-- start of Material to process --

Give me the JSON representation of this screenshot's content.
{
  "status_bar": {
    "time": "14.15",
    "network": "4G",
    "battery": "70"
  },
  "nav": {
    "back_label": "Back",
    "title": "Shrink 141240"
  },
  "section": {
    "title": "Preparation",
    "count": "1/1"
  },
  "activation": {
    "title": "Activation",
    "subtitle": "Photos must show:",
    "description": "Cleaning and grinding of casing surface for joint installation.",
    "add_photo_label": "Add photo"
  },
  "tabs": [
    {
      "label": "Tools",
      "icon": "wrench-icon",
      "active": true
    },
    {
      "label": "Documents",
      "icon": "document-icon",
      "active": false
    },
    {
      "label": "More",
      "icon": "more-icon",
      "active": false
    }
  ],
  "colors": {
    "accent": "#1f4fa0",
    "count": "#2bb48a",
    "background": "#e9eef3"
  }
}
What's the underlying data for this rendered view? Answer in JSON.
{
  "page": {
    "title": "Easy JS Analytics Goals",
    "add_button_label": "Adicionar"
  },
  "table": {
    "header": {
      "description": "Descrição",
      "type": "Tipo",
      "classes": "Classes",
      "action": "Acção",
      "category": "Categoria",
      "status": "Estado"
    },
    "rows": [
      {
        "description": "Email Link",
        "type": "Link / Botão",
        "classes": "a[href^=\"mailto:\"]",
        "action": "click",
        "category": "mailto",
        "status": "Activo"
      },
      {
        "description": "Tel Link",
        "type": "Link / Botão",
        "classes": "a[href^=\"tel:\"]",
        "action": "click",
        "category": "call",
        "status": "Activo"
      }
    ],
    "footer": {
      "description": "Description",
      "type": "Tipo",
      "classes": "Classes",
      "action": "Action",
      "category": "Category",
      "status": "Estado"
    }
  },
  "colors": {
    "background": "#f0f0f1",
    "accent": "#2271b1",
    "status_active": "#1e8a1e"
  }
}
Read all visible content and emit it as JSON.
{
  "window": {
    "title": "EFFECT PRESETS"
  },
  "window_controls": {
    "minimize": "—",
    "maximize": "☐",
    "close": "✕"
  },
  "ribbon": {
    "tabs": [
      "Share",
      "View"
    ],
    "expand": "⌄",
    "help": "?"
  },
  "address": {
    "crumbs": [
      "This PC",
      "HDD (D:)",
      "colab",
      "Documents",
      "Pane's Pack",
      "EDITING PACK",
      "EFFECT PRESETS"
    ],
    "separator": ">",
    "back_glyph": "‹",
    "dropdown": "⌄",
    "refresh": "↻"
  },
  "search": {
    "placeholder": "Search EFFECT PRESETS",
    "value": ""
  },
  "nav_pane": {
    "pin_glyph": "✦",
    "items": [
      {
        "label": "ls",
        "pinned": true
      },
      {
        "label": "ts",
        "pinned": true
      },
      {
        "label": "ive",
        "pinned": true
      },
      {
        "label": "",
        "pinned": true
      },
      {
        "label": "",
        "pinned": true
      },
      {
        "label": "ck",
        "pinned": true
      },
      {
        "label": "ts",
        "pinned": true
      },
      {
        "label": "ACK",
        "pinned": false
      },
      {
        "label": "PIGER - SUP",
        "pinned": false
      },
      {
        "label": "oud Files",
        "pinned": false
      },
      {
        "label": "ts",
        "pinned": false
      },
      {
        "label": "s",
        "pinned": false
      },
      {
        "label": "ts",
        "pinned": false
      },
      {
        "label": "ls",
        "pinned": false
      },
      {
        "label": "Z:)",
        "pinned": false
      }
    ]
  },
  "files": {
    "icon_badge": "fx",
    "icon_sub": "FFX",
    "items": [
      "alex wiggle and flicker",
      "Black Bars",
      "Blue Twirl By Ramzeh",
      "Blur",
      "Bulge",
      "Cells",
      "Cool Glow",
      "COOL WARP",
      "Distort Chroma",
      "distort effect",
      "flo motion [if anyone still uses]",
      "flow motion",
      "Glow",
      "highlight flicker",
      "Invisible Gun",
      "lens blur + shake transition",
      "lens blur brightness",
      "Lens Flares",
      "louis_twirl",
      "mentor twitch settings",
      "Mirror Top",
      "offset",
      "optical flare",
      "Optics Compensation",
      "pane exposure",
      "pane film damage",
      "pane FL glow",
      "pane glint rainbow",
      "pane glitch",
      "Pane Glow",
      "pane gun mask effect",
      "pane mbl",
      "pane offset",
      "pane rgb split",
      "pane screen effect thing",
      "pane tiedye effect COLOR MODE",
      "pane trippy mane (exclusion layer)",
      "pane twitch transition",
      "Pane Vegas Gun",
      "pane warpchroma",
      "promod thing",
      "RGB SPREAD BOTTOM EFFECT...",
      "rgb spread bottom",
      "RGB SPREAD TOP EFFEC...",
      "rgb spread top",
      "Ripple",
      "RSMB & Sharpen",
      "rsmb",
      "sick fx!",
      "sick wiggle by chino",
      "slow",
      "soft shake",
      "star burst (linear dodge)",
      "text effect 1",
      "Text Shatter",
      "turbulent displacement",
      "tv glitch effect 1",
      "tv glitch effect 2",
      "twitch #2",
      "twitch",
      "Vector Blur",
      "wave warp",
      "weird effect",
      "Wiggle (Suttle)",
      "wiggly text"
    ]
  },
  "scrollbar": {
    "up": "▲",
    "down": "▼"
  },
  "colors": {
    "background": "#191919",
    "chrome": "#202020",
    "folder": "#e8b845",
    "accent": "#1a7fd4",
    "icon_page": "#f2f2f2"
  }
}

-- end of Material to process --

## What you have to do
Pull out every line of the entries that includes the word "glitch".

## Exercise answer
      "pane glitch",
      "tv glitch effect 1",
      "tv glitch effect 2",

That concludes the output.